__WORK TO COMPLETE__. Each entry below is to be written out exactly, and the pictures are to be left out.

__DATASET__.
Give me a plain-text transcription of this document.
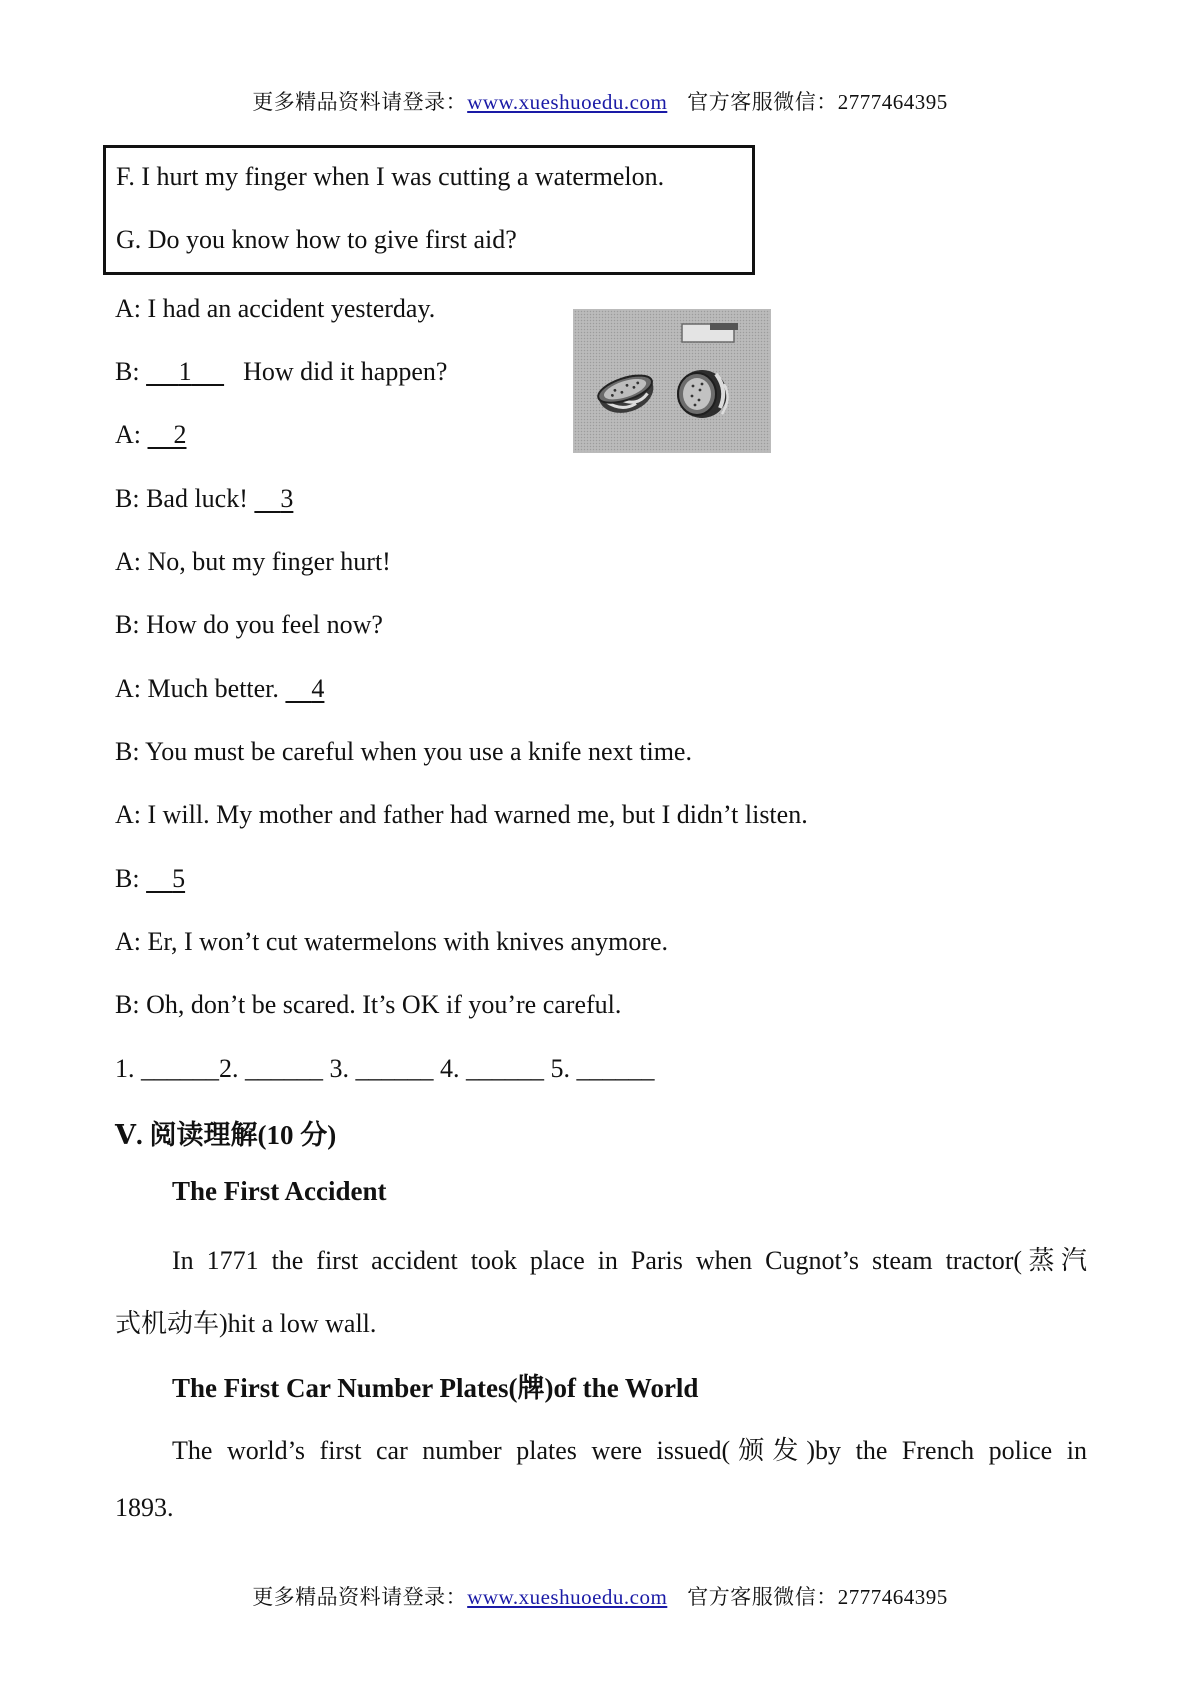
更多精品资料请登录：www.xueshuoedu.com 官方客服微信：2777464395
F. I hurt my finger when I was cutting a watermelon.
G. Do you know how to give first aid?
A: I had an accident yesterday.
B:      1 How did it happen?
A:     2
B: Bad luck!     3
A: No, but my finger hurt!
B: How do you feel now?
A: Much better.     4
B: You must be careful when you use a knife next time.
A: I will. My mother and father had warned me, but I didn’t listen.
B:     5
A: Er, I won’t cut watermelons with knives anymore.
B: Oh, don’t be scared. It’s OK if you’re careful.
1. ______2. ______ 3. ______ 4. ______ 5. ______
Ⅴ. 阅读理解(10 分)
The First Accident
In 1771 the first accident took place in Paris when Cugnot’s steam tractor(蒸汽
式机动车)hit a low wall.
The First Car Number Plates(牌)of the World
The world’s first car number plates were issued(颁发)by the French police in
1893.
更多精品资料请登录：www.xueshuoedu.com 官方客服微信：2777464395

__SOLUTION FOR THIS EXERCISE__.
Give me a plain-text transcription of this document.
更多精品资料请登录：www.xueshuoedu.com 官方客服微信：2777464395
F. I hurt my finger when I was cutting a watermelon.
G. Do you know how to give first aid?
A: I had an accident yesterday.
B:      1 How did it happen?
A:     2
B: Bad luck!     3
A: No, but my finger hurt!
B: How do you feel now?
A: Much better.     4
B: You must be careful when you use a knife next time.
A: I will. My mother and father had warned me, but I didn’t listen.
B:     5
A: Er, I won’t cut watermelons with knives anymore.
B: Oh, don’t be scared. It’s OK if you’re careful.
1. ______2. ______ 3. ______ 4. ______ 5. ______
Ⅴ. 阅读理解(10 分)
The First Accident
In 1771 the first accident took place in Paris when Cugnot’s steam tractor(蒸汽
式机动车)hit a low wall.
The First Car Number Plates(牌)of the World
The world’s first car number plates were issued(颁发)by the French police in
1893.
更多精品资料请登录：www.xueshuoedu.com 官方客服微信：2777464395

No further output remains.